-- The request --
Return each line of the listing that contains the string "kondusif".

— START —

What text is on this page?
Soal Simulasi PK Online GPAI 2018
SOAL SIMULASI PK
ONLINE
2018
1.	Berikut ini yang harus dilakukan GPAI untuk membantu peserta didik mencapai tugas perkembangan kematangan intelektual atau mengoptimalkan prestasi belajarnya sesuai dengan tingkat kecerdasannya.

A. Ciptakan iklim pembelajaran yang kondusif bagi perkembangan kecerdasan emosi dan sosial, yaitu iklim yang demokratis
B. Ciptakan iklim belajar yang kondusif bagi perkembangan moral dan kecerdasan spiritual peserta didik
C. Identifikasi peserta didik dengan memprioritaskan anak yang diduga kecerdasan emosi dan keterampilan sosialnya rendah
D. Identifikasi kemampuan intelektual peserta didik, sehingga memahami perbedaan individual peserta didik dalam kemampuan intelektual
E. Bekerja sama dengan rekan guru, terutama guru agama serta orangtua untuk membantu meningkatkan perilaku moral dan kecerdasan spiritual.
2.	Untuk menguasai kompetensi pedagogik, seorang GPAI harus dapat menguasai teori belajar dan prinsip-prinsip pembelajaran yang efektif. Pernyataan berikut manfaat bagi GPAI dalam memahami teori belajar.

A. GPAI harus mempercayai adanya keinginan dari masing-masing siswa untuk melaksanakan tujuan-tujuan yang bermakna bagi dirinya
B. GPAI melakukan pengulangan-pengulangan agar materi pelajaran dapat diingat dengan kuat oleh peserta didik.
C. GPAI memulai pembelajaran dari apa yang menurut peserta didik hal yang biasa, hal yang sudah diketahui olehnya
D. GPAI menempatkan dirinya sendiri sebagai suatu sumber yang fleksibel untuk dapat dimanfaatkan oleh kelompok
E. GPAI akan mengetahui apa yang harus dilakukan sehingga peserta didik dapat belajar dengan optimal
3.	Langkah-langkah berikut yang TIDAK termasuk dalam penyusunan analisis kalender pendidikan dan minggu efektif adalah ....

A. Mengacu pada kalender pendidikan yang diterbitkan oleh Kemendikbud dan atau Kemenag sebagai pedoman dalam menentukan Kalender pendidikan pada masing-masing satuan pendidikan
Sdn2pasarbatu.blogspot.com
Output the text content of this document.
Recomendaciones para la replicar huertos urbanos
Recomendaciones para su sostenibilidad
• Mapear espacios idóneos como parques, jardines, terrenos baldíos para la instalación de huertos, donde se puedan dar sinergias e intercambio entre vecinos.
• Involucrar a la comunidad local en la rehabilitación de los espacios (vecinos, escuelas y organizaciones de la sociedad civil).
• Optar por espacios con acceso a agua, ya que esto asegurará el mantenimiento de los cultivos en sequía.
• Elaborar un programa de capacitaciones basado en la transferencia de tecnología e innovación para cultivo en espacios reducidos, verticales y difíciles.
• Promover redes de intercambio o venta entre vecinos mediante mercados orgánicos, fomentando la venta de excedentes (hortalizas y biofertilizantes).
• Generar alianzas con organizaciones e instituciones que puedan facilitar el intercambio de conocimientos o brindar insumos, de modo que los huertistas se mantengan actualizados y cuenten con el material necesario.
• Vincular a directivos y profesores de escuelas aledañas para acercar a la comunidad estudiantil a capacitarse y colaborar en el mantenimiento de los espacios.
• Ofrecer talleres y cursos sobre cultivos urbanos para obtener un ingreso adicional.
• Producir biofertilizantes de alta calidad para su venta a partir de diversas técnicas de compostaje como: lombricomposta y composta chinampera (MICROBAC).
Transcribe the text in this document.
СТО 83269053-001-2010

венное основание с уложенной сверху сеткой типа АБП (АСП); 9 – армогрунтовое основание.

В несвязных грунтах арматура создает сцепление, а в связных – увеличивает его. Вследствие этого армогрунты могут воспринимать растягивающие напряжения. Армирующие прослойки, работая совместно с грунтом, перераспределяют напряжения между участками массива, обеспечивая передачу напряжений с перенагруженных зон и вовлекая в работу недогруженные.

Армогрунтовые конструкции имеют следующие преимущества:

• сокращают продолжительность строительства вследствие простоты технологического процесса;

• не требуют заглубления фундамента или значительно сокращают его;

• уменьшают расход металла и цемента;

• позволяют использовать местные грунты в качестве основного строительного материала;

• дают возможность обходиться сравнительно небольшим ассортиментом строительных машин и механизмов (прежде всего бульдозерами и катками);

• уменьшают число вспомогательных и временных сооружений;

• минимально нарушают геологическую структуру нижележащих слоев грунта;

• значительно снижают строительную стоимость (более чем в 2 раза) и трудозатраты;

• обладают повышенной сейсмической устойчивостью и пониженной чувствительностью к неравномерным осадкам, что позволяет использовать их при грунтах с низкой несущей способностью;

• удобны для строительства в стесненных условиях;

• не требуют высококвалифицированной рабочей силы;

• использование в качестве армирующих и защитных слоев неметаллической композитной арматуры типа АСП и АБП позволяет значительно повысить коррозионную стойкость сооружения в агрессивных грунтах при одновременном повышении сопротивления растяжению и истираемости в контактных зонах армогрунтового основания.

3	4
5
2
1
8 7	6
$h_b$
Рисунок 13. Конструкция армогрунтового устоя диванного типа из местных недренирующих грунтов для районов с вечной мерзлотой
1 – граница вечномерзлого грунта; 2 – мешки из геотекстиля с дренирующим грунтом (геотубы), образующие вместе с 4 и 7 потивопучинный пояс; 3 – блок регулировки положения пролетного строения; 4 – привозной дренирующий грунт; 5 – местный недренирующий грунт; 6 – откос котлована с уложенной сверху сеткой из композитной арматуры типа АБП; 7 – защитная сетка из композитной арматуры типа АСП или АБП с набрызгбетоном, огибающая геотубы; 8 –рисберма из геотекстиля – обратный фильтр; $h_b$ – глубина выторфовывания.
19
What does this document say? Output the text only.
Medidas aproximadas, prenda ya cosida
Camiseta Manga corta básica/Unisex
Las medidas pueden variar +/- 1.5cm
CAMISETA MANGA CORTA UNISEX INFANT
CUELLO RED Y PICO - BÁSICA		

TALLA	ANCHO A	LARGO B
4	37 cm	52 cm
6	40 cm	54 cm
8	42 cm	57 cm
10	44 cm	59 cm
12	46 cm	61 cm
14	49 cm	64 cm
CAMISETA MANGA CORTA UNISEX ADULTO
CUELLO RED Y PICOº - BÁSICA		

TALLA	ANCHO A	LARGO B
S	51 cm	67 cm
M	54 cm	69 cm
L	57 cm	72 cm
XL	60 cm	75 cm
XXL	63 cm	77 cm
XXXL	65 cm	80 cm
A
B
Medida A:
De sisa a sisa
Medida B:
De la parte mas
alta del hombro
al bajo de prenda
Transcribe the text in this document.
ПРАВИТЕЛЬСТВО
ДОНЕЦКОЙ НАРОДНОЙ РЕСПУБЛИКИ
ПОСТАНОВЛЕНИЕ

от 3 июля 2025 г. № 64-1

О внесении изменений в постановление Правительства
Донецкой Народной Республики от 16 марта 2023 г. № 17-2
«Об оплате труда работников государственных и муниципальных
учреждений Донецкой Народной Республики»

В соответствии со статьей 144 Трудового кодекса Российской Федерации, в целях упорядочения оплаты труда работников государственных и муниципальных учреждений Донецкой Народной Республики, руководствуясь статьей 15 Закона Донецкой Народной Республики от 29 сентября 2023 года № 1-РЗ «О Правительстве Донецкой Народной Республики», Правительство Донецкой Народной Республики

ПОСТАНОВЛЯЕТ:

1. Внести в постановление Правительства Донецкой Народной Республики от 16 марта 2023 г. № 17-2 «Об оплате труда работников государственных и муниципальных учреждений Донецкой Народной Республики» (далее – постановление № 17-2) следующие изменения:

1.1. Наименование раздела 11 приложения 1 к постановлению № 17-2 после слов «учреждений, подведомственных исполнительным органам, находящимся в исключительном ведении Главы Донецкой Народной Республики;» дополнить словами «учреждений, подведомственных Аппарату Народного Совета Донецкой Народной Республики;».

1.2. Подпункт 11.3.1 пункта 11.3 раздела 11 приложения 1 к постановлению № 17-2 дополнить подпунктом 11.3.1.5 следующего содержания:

— END —

-- Output below --
A. Ciptakan iklim pembelajaran yang kondusif bagi perkembangan kecerdasan emosi dan sosial, yaitu iklim yang demokratis
B. Ciptakan iklim belajar yang kondusif bagi perkembangan moral dan kecerdasan spiritual peserta didik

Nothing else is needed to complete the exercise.